→ **Exercise directions**
Identify, in the records below, every line where the string "name" appears, and copy each such line.

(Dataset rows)
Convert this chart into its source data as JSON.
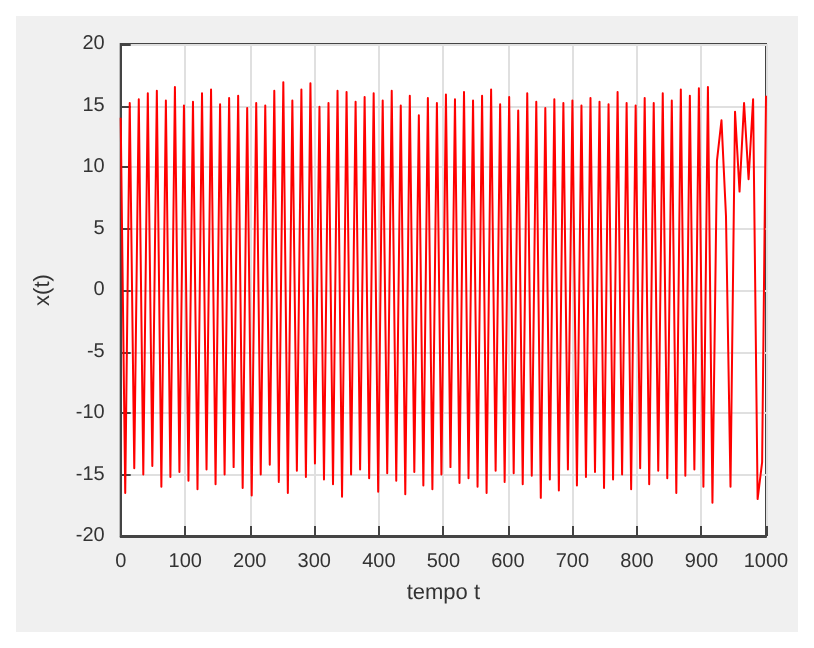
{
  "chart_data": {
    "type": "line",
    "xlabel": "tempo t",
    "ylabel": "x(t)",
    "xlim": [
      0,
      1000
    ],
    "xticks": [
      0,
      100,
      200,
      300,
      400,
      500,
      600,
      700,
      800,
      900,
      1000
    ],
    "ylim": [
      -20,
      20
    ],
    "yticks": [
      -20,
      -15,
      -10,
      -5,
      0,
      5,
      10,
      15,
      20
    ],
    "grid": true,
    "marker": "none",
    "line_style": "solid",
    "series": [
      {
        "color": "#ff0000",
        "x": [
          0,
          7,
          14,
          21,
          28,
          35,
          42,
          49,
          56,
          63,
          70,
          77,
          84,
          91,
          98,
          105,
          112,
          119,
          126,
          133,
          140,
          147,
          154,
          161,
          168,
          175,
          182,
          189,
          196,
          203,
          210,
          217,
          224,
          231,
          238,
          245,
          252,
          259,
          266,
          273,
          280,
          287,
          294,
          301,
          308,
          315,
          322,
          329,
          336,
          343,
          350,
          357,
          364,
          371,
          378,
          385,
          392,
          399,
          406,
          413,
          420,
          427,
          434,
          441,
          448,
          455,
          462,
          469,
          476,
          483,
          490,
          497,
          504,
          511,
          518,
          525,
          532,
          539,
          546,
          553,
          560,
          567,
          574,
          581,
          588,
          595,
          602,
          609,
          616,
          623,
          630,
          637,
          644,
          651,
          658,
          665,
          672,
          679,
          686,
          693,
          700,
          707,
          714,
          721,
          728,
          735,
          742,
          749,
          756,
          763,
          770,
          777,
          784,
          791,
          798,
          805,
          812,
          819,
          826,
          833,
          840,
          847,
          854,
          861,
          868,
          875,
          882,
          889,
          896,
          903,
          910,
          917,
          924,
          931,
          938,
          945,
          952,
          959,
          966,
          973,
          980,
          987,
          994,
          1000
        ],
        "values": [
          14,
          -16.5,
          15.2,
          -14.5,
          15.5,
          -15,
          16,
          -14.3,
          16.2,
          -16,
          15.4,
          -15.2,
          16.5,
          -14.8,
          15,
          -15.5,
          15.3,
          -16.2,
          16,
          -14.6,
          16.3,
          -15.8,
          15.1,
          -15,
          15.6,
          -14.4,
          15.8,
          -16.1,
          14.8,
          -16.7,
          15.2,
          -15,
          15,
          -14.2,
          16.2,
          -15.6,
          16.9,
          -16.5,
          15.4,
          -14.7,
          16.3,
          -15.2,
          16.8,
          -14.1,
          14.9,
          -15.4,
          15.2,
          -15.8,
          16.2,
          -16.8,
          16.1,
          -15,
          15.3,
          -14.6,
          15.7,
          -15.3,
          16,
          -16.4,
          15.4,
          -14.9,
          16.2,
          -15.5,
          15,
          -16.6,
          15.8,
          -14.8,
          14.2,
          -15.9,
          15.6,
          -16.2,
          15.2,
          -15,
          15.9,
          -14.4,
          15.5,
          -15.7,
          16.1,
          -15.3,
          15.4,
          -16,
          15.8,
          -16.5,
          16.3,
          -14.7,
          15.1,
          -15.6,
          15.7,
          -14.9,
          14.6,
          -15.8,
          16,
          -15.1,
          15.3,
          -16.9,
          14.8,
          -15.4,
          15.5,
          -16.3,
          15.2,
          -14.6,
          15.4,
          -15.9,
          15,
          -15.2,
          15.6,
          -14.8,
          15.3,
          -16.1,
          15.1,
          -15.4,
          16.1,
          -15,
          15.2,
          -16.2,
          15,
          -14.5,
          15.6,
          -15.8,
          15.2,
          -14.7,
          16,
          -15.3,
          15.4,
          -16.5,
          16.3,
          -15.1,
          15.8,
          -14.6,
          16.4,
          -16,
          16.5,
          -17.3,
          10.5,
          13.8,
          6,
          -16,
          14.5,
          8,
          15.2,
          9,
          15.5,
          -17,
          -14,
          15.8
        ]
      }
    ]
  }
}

==

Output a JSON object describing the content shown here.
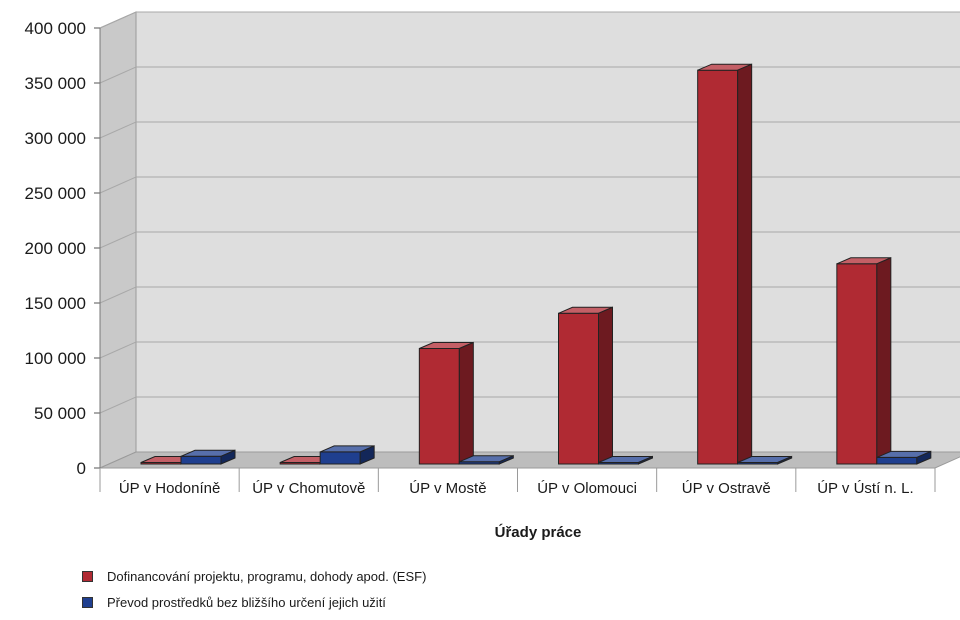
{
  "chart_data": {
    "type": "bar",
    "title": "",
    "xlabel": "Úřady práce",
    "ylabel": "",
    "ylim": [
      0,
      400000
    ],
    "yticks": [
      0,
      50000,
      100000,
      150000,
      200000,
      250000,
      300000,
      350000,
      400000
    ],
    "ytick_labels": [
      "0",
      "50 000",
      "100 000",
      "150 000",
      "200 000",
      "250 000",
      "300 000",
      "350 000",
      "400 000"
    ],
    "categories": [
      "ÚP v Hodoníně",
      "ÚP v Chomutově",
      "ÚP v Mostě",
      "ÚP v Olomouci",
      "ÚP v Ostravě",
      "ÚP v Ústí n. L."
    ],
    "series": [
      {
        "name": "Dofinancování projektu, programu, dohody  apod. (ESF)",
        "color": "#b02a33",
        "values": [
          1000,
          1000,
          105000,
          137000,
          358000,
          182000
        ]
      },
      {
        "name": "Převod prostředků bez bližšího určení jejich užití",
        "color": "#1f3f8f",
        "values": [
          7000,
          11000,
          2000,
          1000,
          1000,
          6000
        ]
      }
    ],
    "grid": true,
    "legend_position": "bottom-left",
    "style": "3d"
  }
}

→ **Response**
        "name": "Dofinancování projektu, programu, dohody  apod. (ESF)",
        "name": "Převod prostředků bez bližšího určení jejich užití",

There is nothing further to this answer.